* _Description of the task_
Begin at the line containing "Read out every word on this page." and copy exactly through the last line of the listing, skipping every picture.

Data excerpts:

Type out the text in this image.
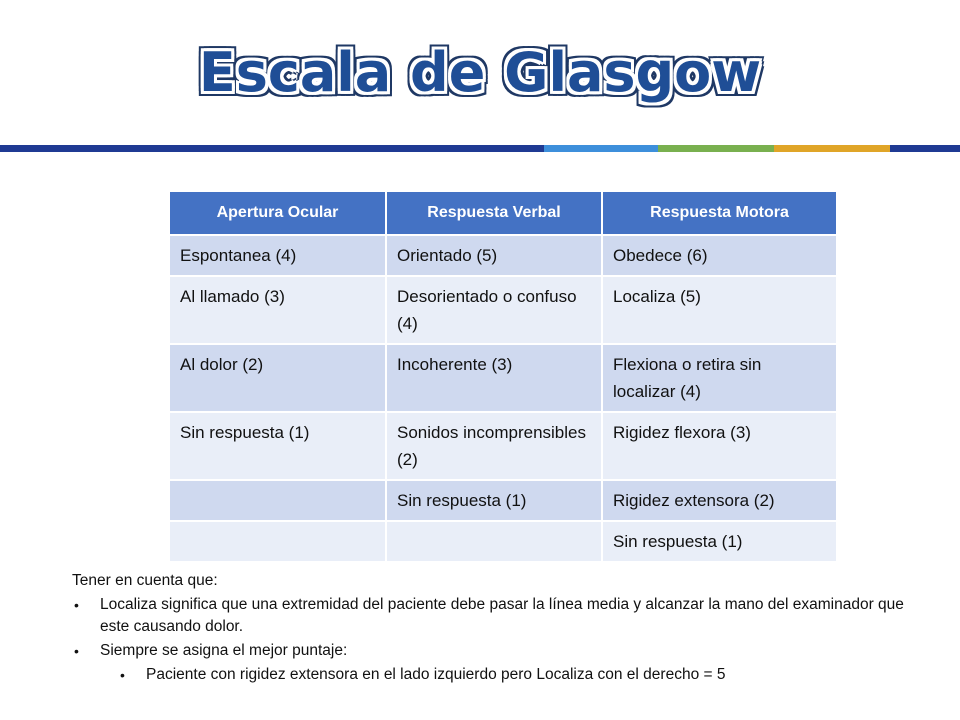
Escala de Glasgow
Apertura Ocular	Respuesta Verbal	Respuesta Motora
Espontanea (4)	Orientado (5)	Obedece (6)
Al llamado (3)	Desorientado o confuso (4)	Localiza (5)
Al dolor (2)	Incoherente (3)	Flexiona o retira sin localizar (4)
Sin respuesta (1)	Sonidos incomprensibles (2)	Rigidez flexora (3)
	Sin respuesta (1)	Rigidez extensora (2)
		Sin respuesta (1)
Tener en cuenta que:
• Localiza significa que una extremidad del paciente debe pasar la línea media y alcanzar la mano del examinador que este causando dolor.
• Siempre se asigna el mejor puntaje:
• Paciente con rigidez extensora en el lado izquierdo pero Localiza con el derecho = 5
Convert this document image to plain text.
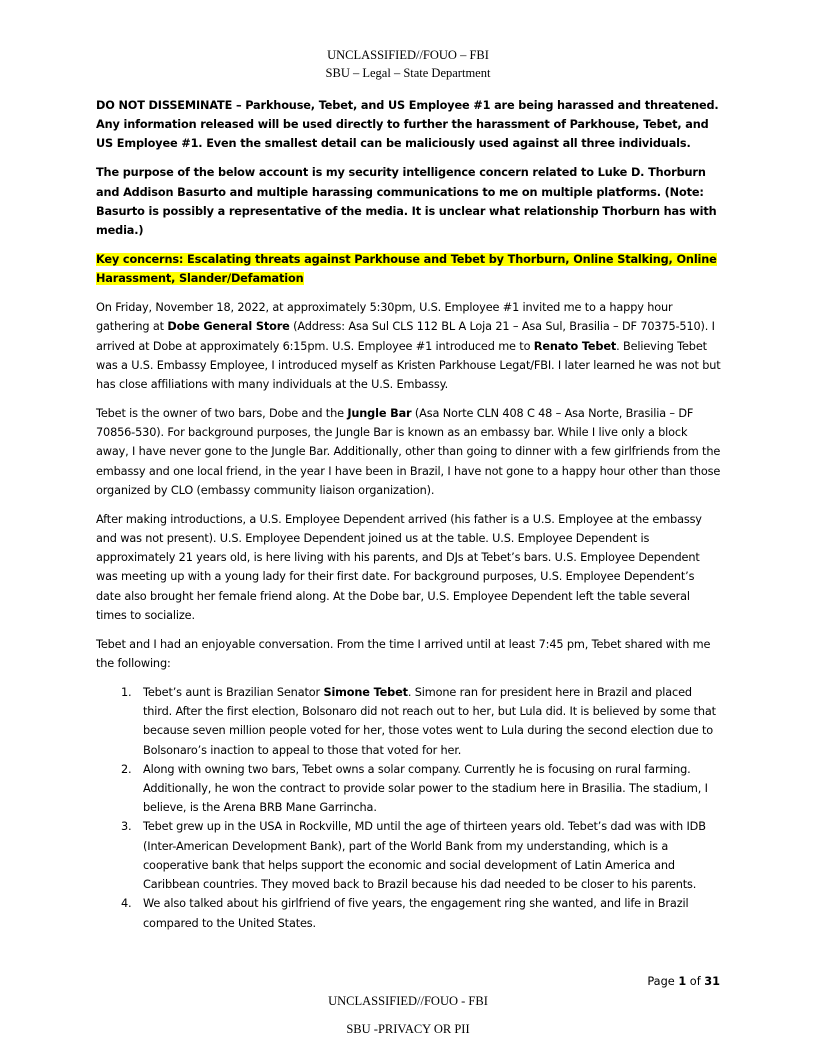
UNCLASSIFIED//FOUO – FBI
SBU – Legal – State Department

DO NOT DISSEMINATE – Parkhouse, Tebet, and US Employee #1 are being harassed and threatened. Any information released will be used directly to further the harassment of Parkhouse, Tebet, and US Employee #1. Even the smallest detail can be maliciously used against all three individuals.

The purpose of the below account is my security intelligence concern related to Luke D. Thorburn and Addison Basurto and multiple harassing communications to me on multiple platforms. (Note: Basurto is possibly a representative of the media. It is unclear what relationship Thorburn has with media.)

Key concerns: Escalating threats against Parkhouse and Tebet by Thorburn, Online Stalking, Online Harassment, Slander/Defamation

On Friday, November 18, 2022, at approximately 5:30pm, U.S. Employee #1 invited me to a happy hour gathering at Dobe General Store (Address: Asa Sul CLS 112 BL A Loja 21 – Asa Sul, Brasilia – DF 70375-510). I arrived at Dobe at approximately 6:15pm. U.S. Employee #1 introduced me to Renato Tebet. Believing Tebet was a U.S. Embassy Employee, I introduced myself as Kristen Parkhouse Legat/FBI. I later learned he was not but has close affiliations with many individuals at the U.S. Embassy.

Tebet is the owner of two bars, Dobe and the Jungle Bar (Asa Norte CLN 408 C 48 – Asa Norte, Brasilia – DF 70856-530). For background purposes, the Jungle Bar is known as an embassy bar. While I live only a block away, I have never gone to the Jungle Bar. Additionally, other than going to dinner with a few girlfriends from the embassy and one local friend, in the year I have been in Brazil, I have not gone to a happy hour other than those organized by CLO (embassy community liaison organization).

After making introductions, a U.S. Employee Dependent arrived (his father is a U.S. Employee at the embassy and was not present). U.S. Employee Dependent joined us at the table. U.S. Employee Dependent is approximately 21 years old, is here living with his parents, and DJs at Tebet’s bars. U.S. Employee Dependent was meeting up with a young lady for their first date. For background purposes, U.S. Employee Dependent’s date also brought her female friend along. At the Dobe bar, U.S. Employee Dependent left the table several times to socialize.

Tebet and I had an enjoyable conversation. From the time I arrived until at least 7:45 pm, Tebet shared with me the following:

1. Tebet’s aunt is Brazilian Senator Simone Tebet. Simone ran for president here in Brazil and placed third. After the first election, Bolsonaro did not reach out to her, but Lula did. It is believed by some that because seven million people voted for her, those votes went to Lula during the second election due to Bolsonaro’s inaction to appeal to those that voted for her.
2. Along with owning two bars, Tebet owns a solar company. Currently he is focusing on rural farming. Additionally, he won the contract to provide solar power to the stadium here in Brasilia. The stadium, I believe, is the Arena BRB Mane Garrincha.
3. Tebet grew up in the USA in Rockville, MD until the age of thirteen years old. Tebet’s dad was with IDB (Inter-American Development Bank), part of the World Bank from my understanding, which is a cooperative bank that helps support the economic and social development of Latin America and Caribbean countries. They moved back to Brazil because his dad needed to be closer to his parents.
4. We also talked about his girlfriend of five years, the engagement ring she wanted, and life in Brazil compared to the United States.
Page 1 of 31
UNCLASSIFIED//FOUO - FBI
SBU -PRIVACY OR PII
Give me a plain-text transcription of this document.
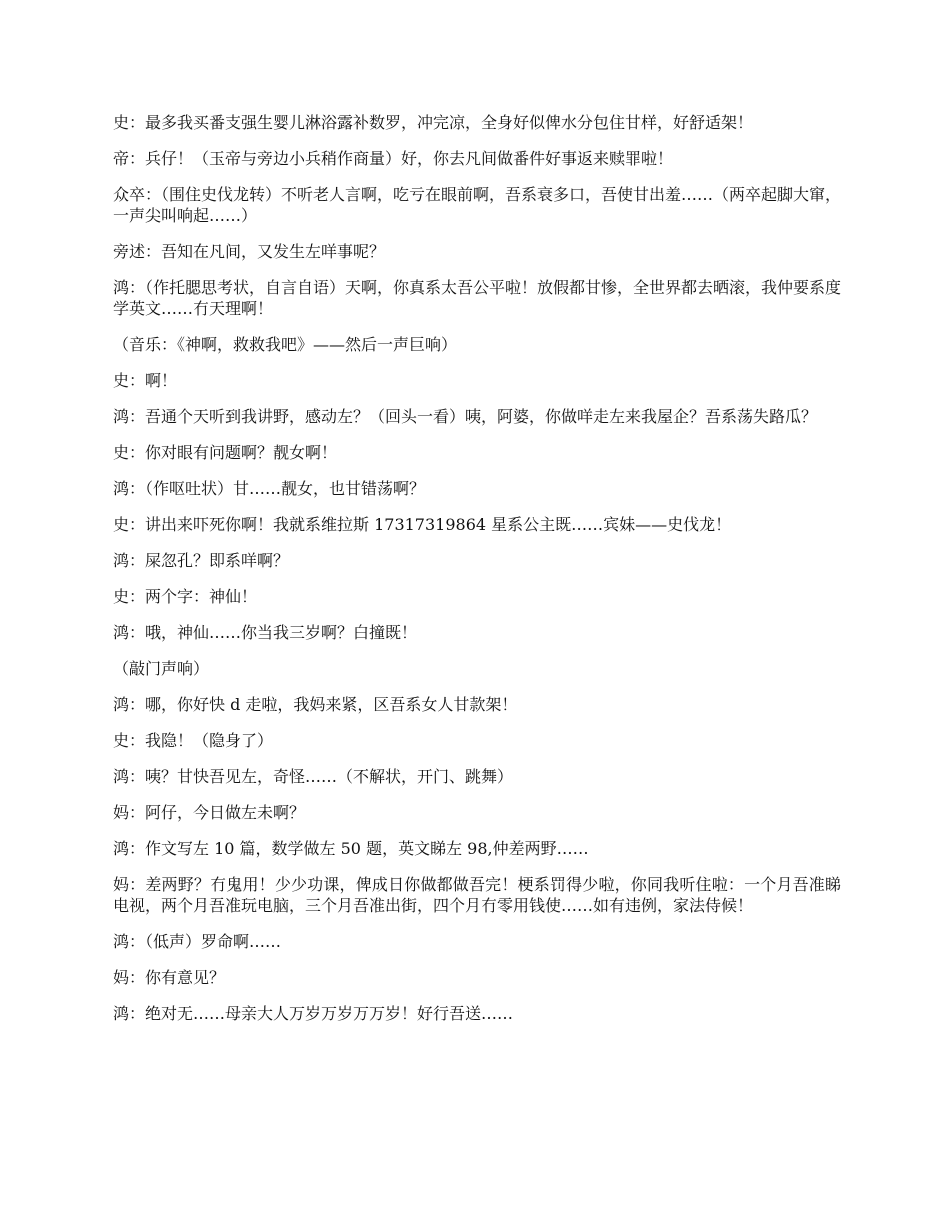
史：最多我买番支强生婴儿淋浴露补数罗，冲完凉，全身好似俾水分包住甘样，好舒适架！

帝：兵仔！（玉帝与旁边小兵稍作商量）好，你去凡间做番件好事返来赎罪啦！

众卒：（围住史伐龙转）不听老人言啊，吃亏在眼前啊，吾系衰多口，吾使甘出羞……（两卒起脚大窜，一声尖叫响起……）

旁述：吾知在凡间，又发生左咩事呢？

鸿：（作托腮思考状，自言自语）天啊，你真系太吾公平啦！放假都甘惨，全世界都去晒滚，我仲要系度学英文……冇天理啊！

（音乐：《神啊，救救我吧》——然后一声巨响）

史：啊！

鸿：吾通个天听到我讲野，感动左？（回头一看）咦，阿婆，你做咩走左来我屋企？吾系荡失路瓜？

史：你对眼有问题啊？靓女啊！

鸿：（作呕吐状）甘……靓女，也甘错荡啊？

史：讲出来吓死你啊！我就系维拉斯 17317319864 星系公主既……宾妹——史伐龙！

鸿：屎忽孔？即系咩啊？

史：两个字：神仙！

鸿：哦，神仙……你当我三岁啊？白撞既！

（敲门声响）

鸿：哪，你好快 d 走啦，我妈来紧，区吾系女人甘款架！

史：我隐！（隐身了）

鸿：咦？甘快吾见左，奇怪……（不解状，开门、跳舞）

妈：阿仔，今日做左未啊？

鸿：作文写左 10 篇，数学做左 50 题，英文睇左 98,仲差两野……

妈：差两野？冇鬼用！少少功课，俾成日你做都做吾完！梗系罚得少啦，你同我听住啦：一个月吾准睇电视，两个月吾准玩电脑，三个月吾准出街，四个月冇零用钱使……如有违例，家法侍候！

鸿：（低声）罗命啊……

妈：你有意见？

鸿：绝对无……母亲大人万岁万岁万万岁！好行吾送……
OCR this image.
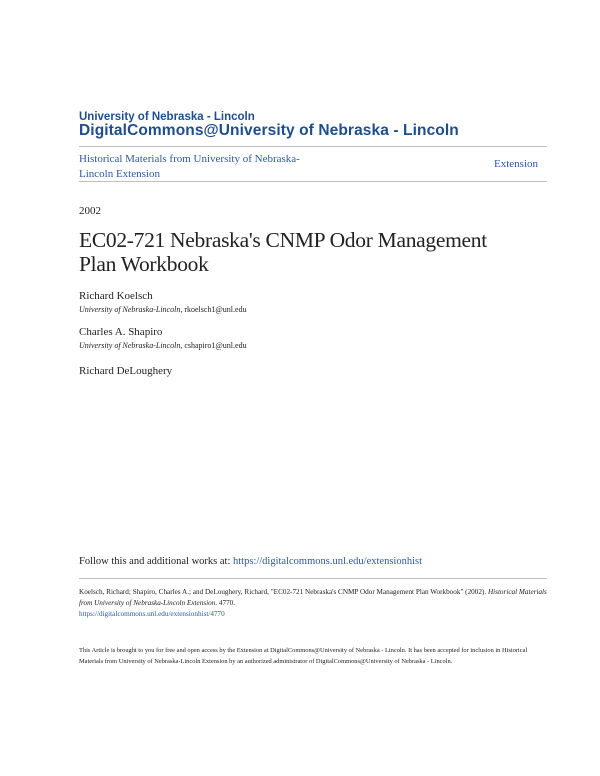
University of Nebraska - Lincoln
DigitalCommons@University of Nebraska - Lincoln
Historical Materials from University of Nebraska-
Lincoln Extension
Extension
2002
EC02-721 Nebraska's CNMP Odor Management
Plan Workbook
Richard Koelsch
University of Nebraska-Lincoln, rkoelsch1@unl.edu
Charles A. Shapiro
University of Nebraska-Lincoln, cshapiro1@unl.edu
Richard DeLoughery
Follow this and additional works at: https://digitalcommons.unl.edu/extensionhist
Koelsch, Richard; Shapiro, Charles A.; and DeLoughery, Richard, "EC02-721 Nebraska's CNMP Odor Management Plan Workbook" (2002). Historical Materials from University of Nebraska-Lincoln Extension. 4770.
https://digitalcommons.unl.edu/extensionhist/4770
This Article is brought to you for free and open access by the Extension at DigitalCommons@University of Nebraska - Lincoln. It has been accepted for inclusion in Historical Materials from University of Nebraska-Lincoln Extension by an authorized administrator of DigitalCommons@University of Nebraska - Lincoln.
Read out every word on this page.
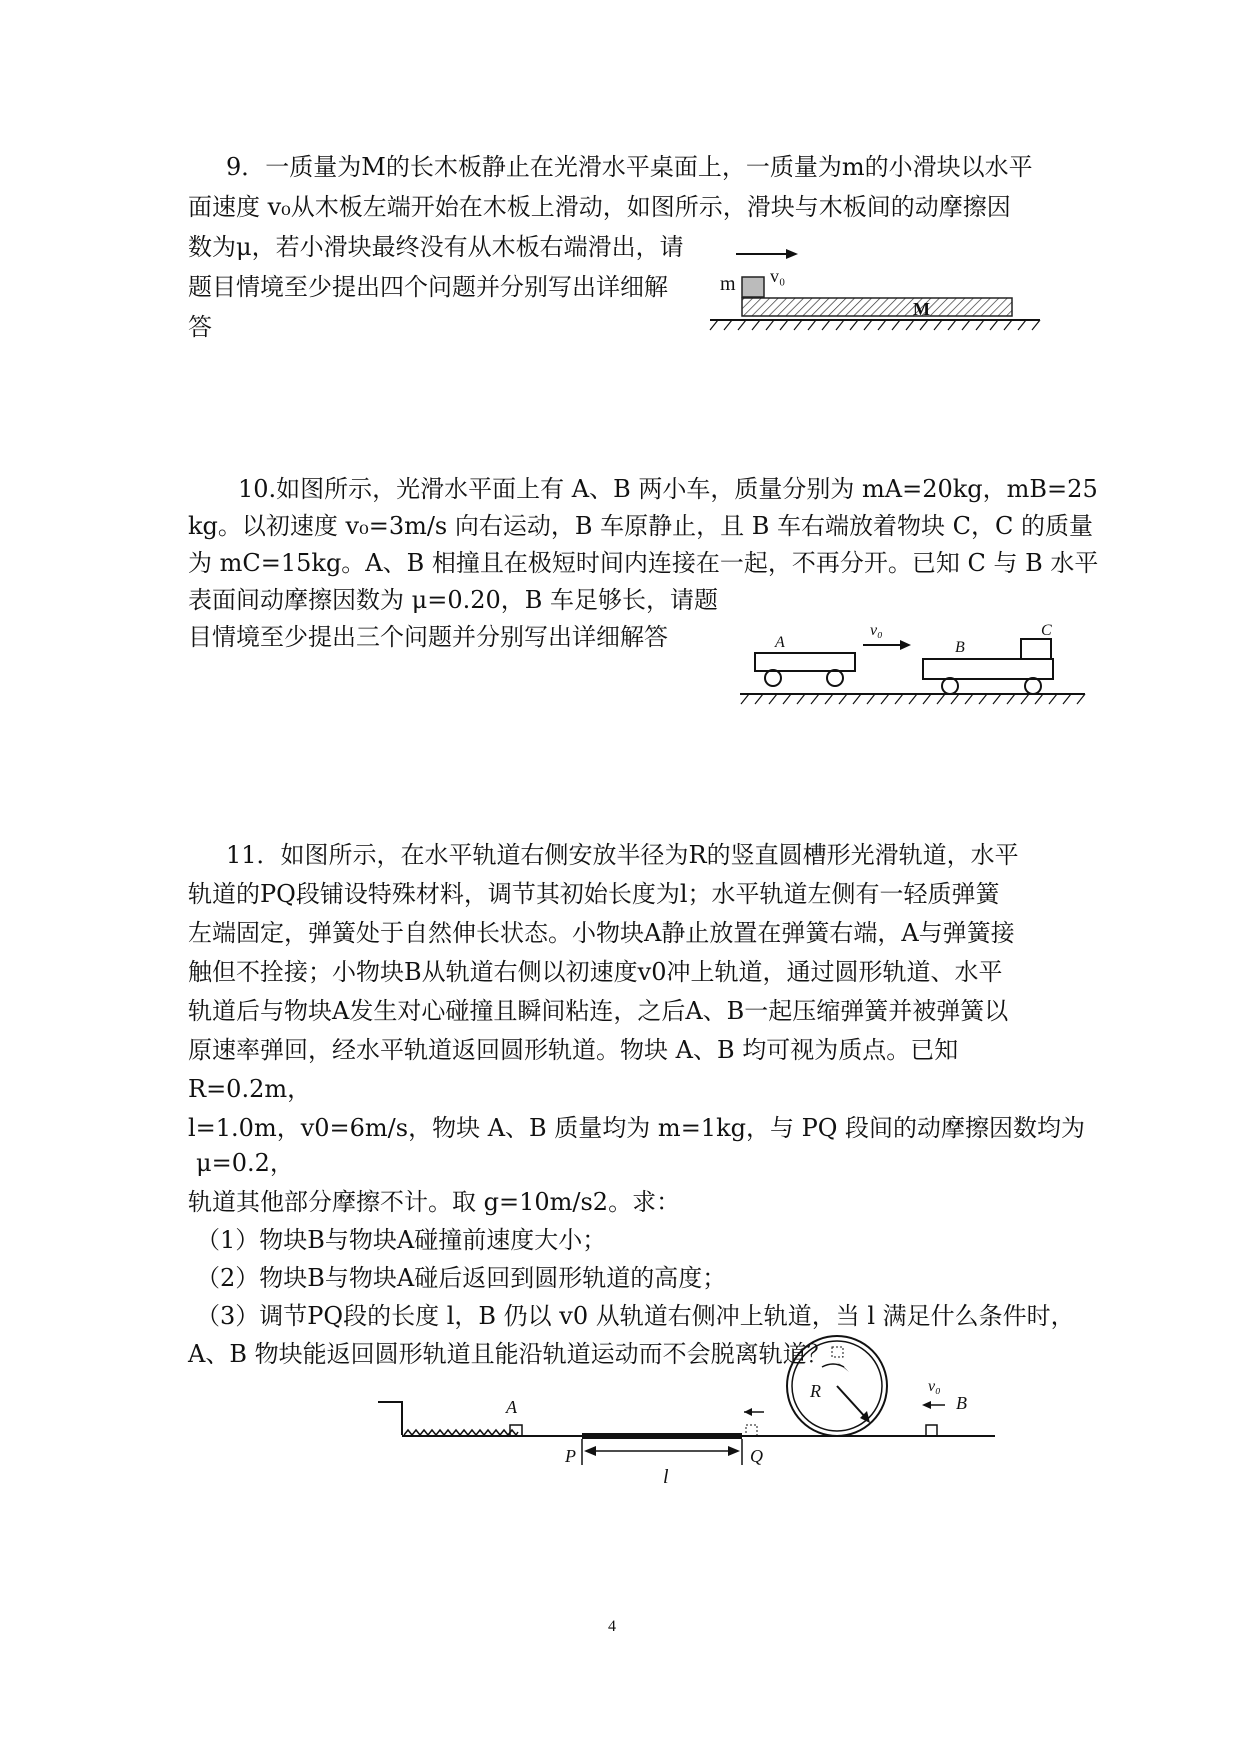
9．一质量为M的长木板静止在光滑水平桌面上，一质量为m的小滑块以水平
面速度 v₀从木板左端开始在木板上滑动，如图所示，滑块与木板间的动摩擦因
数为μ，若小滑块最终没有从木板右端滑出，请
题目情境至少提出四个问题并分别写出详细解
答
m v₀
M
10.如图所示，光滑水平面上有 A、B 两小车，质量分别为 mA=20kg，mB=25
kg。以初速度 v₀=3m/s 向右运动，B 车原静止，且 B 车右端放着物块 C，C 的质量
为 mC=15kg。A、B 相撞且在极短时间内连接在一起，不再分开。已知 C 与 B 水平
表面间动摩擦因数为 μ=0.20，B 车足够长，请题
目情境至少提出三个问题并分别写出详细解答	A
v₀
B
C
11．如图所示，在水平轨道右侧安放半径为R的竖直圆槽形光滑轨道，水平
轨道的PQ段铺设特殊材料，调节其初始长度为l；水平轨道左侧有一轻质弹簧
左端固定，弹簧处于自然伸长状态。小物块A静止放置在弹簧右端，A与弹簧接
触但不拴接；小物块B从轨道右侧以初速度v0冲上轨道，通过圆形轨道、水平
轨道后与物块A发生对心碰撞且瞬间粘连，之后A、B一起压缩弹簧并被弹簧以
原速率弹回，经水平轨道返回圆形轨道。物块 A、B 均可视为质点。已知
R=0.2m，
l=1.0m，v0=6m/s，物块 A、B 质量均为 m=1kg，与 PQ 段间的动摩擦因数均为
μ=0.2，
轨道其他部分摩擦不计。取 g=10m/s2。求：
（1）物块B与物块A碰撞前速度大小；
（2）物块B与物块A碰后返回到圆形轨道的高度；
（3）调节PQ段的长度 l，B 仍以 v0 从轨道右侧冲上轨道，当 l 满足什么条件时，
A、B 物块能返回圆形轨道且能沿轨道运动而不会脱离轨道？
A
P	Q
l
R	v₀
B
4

* _Problem solution_
Read out every word on this page.
9．一质量为M的长木板静止在光滑水平桌面上，一质量为m的小滑块以水平
面速度 v₀从木板左端开始在木板上滑动，如图所示，滑块与木板间的动摩擦因
数为μ，若小滑块最终没有从木板右端滑出，请
题目情境至少提出四个问题并分别写出详细解
答
m v₀
M
10.如图所示，光滑水平面上有 A、B 两小车，质量分别为 mA=20kg，mB=25
kg。以初速度 v₀=3m/s 向右运动，B 车原静止，且 B 车右端放着物块 C，C 的质量
为 mC=15kg。A、B 相撞且在极短时间内连接在一起，不再分开。已知 C 与 B 水平
表面间动摩擦因数为 μ=0.20，B 车足够长，请题
目情境至少提出三个问题并分别写出详细解答	A
v₀
B
C
11．如图所示，在水平轨道右侧安放半径为R的竖直圆槽形光滑轨道，水平
轨道的PQ段铺设特殊材料，调节其初始长度为l；水平轨道左侧有一轻质弹簧
左端固定，弹簧处于自然伸长状态。小物块A静止放置在弹簧右端，A与弹簧接
触但不拴接；小物块B从轨道右侧以初速度v0冲上轨道，通过圆形轨道、水平
轨道后与物块A发生对心碰撞且瞬间粘连，之后A、B一起压缩弹簧并被弹簧以
原速率弹回，经水平轨道返回圆形轨道。物块 A、B 均可视为质点。已知
R=0.2m，
l=1.0m，v0=6m/s，物块 A、B 质量均为 m=1kg，与 PQ 段间的动摩擦因数均为
μ=0.2，
轨道其他部分摩擦不计。取 g=10m/s2。求：
（1）物块B与物块A碰撞前速度大小；
（2）物块B与物块A碰后返回到圆形轨道的高度；
（3）调节PQ段的长度 l，B 仍以 v0 从轨道右侧冲上轨道，当 l 满足什么条件时，
A、B 物块能返回圆形轨道且能沿轨道运动而不会脱离轨道？
A
P	Q
l
R	v₀
B
4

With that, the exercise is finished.